◆ **Problem details**
In the entries below, count each line holding the word "Радиус". Answer with the total alone.
◇ ◇ ◇ ◇ ◇
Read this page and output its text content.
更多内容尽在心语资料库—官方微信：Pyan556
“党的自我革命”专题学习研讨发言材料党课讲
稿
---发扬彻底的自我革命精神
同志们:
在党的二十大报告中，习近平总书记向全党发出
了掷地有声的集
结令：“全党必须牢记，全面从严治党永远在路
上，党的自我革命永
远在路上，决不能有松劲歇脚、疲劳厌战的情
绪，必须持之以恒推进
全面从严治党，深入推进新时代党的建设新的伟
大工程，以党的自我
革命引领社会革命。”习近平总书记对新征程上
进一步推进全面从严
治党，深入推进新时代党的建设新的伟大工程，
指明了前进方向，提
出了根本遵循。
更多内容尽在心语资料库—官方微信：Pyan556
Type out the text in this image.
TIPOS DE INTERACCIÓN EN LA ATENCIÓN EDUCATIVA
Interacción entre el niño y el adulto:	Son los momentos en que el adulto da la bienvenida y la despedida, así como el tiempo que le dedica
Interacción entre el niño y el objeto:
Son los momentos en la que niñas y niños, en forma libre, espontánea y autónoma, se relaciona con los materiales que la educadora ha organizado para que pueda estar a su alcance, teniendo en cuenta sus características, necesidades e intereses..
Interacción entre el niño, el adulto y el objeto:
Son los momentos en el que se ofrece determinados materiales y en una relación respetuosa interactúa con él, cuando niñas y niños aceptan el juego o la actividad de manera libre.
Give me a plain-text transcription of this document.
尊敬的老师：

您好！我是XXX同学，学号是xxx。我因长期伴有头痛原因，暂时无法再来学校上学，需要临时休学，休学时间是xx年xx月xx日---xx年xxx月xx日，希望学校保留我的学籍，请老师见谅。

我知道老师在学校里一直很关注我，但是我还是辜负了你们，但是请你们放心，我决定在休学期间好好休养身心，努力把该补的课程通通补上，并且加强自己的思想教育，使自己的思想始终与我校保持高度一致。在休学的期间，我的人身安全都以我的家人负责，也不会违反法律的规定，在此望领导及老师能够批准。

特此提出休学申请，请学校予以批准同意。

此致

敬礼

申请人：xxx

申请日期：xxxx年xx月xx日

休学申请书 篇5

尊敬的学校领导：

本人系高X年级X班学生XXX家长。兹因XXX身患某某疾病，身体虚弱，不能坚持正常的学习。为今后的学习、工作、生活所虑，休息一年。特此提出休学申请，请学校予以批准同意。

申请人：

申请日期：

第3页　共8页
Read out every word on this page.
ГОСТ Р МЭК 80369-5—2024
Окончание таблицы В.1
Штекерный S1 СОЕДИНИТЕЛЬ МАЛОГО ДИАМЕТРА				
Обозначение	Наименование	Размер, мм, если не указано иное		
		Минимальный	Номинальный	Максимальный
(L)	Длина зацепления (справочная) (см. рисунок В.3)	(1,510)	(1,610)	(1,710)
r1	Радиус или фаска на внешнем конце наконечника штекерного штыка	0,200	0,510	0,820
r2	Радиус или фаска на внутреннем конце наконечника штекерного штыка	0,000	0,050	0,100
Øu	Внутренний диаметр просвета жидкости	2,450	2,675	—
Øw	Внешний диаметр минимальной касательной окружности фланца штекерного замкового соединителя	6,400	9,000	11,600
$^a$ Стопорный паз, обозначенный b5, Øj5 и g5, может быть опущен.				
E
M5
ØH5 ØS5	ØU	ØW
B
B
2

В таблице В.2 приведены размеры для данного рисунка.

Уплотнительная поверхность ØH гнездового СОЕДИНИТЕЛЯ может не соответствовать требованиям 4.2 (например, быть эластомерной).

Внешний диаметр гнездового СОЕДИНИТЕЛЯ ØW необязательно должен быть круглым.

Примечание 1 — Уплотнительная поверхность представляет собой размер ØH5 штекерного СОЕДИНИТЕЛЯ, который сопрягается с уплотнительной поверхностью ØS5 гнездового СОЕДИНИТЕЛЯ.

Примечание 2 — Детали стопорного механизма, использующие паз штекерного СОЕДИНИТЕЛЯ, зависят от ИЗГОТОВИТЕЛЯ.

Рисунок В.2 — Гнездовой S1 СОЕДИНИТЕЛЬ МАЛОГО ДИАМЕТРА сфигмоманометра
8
◇ ◇ ◇ ◇ ◇
◆ **Correct answer**
2